WHAT NEEDS TO BE DONE
Look through the records that follow. Copy every line containing the word "طارق".

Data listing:

☆ ☆ ☆

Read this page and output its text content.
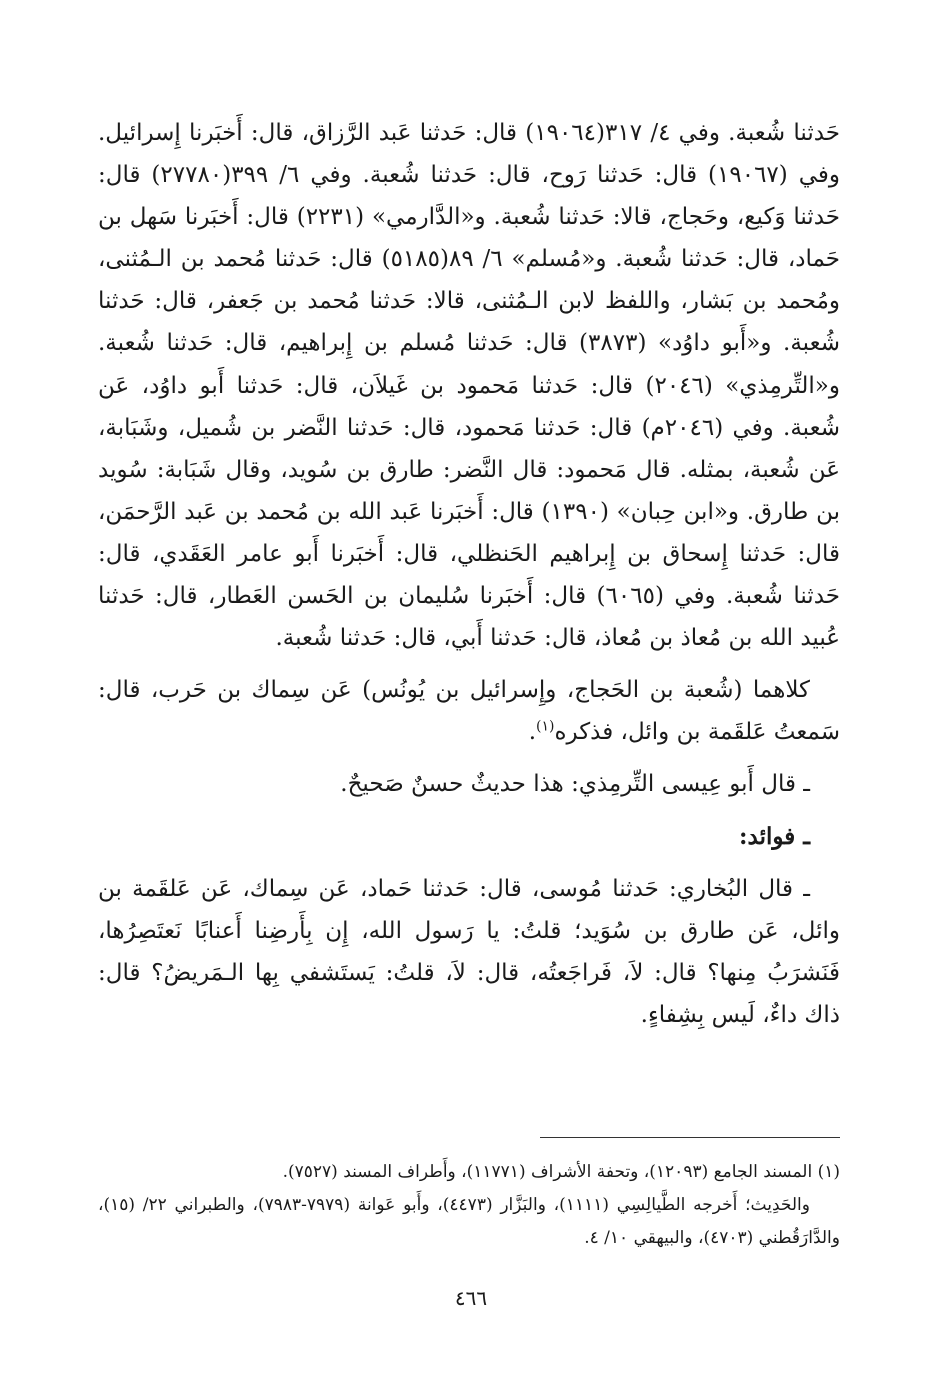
حَدثنا شُعبة. وفي ٤/ ٣١٧(١٩٠٦٤) قال: حَدثنا عَبد الرَّزاق، قال: أَخبَرنا إِسرائيل. وفي (١٩٠٦٧) قال: حَدثنا رَوح، قال: حَدثنا شُعبة. وفي ٦/ ٣٩٩(٢٧٧٨٠) قال: حَدثنا وَكيع، وحَجاج، قالا: حَدثنا شُعبة. و«الدَّارمي» (٢٢٣١) قال: أَخبَرنا سَهل بن حَماد، قال: حَدثنا شُعبة. و«مُسلم» ٦/ ٨٩(٥١٨٥) قال: حَدثنا مُحمد بن الـمُثنى، ومُحمد بن بَشار، واللفظ لابن الـمُثنى، قالا: حَدثنا مُحمد بن جَعفر، قال: حَدثنا شُعبة. و«أَبو داوُد» (٣٨٧٣) قال: حَدثنا مُسلم بن إِبراهيم، قال: حَدثنا شُعبة. و«التِّرمِذي» (٢٠٤٦) قال: حَدثنا مَحمود بن غَيلاَن، قال: حَدثنا أَبو داوُد، عَن شُعبة. وفي (٢٠٤٦م) قال: حَدثنا مَحمود، قال: حَدثنا النَّضر بن شُميل، وشَبَابة، عَن شُعبة، بمثله. قال مَحمود: قال النَّضر: طارق بن سُويد، وقال شَبَابة: سُويد بن طارق. و«ابن حِبان» (١٣٩٠) قال: أَخبَرنا عَبد الله بن مُحمد بن عَبد الرَّحمَن، قال: حَدثنا إِسحاق بن إِبراهيم الحَنظلي، قال: أَخبَرنا أَبو عامر العَقَدي، قال: حَدثنا شُعبة. وفي (٦٠٦٥) قال: أَخبَرنا سُليمان بن الحَسن العَطار، قال: حَدثنا عُبيد الله بن مُعاذ بن مُعاذ، قال: حَدثنا أَبي، قال: حَدثنا شُعبة.

كلاهما (شُعبة بن الحَجاج، وإِسرائيل بن يُونُس) عَن سِماك بن حَرب، قال: سَمعتُ عَلقَمة بن وائل، فذكره$^{(١)}$.

ـ قال أَبو عِيسى التِّرمِذي: هذا حديثٌ حسنٌ صَحيحٌ.

ـ فوائد:

ـ قال البُخاري: حَدثنا مُوسى، قال: حَدثنا حَماد، عَن سِماك، عَن عَلقَمة بن وائل، عَن طارق بن سُوَيد؛ قلتُ: يا رَسول الله، إِن بِأَرضِنا أَعنابًا نَعتَصِرُها، فَنَشرَبُ مِنها؟ قال: لاَ، فَراجَعتُه، قال: لاَ، قلتُ: يَستَشفي بِها الـمَريضُ؟ قال: ذاك داءٌ، لَيس بِشِفاءٍ.

(١) المسند الجامع (١٢٠٩٣)، وتحفة الأشراف (١١٧٧١)، وأَطراف المسند (٧٥٢٧).

والحَدِيث؛ أَخرجه الطَّيالِسِي (١١١١)، والبَزَّار (٤٤٧٣)، وأَبو عَوانة (٧٩٧٩-٧٩٨٣)، والطبراني ٢٢/ (١٥)، والدَّارَقُطني (٤٧٠٣)، والبيهقي ١٠/ ٤.

٤٦٦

☆ ☆ ☆

PROBLEM SOLUTION
حَدثنا شُعبة. وفي ٤/ ٣١٧(١٩٠٦٤) قال: حَدثنا عَبد الرَّزاق، قال: أَخبَرنا إِسرائيل. وفي (١٩٠٦٧) قال: حَدثنا رَوح، قال: حَدثنا شُعبة. وفي ٦/ ٣٩٩(٢٧٧٨٠) قال: حَدثنا وَكيع، وحَجاج، قالا: حَدثنا شُعبة. و«الدَّارمي» (٢٢٣١) قال: أَخبَرنا سَهل بن حَماد، قال: حَدثنا شُعبة. و«مُسلم» ٦/ ٨٩(٥١٨٥) قال: حَدثنا مُحمد بن الـمُثنى، ومُحمد بن بَشار، واللفظ لابن الـمُثنى، قالا: حَدثنا مُحمد بن جَعفر، قال: حَدثنا شُعبة. و«أَبو داوُد» (٣٨٧٣) قال: حَدثنا مُسلم بن إِبراهيم، قال: حَدثنا شُعبة. و«التِّرمِذي» (٢٠٤٦) قال: حَدثنا مَحمود بن غَيلاَن، قال: حَدثنا أَبو داوُد، عَن شُعبة. وفي (٢٠٤٦م) قال: حَدثنا مَحمود، قال: حَدثنا النَّضر بن شُميل، وشَبَابة، عَن شُعبة، بمثله. قال مَحمود: قال النَّضر: طارق بن سُويد، وقال شَبَابة: سُويد بن طارق. و«ابن حِبان» (١٣٩٠) قال: أَخبَرنا عَبد الله بن مُحمد بن عَبد الرَّحمَن، قال: حَدثنا إِسحاق بن إِبراهيم الحَنظلي، قال: أَخبَرنا أَبو عامر العَقَدي، قال: حَدثنا شُعبة. وفي (٦٠٦٥) قال: أَخبَرنا سُليمان بن الحَسن العَطار، قال: حَدثنا عُبيد الله بن مُعاذ بن مُعاذ، قال: حَدثنا أَبي، قال: حَدثنا شُعبة.
ـ قال البُخاري: حَدثنا مُوسى، قال: حَدثنا حَماد، عَن سِماك، عَن عَلقَمة بن وائل، عَن طارق بن سُوَيد؛ قلتُ: يا رَسول الله، إِن بِأَرضِنا أَعنابًا نَعتَصِرُها، فَنَشرَبُ مِنها؟ قال: لاَ، فَراجَعتُه، قال: لاَ، قلتُ: يَستَشفي بِها الـمَريضُ؟ قال: ذاك داءٌ، لَيس بِشِفاءٍ.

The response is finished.